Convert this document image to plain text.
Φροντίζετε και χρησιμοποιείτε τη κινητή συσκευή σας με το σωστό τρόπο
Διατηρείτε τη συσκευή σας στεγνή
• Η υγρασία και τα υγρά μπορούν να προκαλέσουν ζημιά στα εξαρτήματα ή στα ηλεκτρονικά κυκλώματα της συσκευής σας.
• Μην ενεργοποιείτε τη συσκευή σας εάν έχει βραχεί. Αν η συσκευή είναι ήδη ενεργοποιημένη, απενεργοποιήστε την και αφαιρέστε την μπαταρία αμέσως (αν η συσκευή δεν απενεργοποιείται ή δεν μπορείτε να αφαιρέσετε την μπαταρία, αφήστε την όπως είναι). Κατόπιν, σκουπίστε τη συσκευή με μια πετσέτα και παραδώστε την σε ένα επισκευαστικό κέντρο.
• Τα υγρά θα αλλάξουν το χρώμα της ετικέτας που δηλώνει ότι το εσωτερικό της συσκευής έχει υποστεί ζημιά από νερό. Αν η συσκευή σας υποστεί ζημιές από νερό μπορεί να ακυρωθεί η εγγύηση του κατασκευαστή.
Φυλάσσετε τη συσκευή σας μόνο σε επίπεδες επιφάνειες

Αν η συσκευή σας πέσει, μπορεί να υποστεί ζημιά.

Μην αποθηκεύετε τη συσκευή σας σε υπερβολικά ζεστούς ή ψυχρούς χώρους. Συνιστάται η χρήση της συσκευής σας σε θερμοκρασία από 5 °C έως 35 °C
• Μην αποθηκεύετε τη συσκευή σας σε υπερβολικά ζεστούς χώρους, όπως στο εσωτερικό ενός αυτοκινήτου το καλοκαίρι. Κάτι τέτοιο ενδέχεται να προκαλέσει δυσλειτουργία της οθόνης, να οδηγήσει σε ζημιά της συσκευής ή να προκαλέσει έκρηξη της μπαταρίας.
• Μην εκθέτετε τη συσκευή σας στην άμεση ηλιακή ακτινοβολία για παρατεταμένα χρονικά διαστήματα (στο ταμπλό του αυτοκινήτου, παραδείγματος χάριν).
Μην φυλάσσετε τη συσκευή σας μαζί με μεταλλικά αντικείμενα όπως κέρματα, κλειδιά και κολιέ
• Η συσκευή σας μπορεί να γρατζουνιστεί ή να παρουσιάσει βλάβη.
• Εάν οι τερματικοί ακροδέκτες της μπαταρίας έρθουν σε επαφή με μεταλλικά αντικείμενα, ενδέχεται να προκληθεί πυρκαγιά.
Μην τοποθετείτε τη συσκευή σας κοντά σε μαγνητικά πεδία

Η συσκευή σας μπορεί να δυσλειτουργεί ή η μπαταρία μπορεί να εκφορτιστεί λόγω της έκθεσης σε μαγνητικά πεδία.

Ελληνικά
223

------------------------------------

What is required: Extract the complete data, matching each line exactly.

Output below:
Convert this document image to plain text.
Φροντίζετε και χρησιμοποιείτε τη κινητή συσκευή σας με το σωστό τρόπο
Διατηρείτε τη συσκευή σας στεγνή
• Η υγρασία και τα υγρά μπορούν να προκαλέσουν ζημιά στα εξαρτήματα ή στα ηλεκτρονικά κυκλώματα της συσκευής σας.
• Μην ενεργοποιείτε τη συσκευή σας εάν έχει βραχεί. Αν η συσκευή είναι ήδη ενεργοποιημένη, απενεργοποιήστε την και αφαιρέστε την μπαταρία αμέσως (αν η συσκευή δεν απενεργοποιείται ή δεν μπορείτε να αφαιρέσετε την μπαταρία, αφήστε την όπως είναι). Κατόπιν, σκουπίστε τη συσκευή με μια πετσέτα και παραδώστε την σε ένα επισκευαστικό κέντρο.
• Τα υγρά θα αλλάξουν το χρώμα της ετικέτας που δηλώνει ότι το εσωτερικό της συσκευής έχει υποστεί ζημιά από νερό. Αν η συσκευή σας υποστεί ζημιές από νερό μπορεί να ακυρωθεί η εγγύηση του κατασκευαστή.
Φυλάσσετε τη συσκευή σας μόνο σε επίπεδες επιφάνειες

Αν η συσκευή σας πέσει, μπορεί να υποστεί ζημιά.

Μην αποθηκεύετε τη συσκευή σας σε υπερβολικά ζεστούς ή ψυχρούς χώρους. Συνιστάται η χρήση της συσκευής σας σε θερμοκρασία από 5 °C έως 35 °C
• Μην αποθηκεύετε τη συσκευή σας σε υπερβολικά ζεστούς χώρους, όπως στο εσωτερικό ενός αυτοκινήτου το καλοκαίρι. Κάτι τέτοιο ενδέχεται να προκαλέσει δυσλειτουργία της οθόνης, να οδηγήσει σε ζημιά της συσκευής ή να προκαλέσει έκρηξη της μπαταρίας.
• Μην εκθέτετε τη συσκευή σας στην άμεση ηλιακή ακτινοβολία για παρατεταμένα χρονικά διαστήματα (στο ταμπλό του αυτοκινήτου, παραδείγματος χάριν).
Μην φυλάσσετε τη συσκευή σας μαζί με μεταλλικά αντικείμενα όπως κέρματα, κλειδιά και κολιέ
• Η συσκευή σας μπορεί να γρατζουνιστεί ή να παρουσιάσει βλάβη.
• Εάν οι τερματικοί ακροδέκτες της μπαταρίας έρθουν σε επαφή με μεταλλικά αντικείμενα, ενδέχεται να προκληθεί πυρκαγιά.
Μην τοποθετείτε τη συσκευή σας κοντά σε μαγνητικά πεδία

Η συσκευή σας μπορεί να δυσλειτουργεί ή η μπαταρία μπορεί να εκφορτιστεί λόγω της έκθεσης σε μαγνητικά πεδία.

Ελληνικά
223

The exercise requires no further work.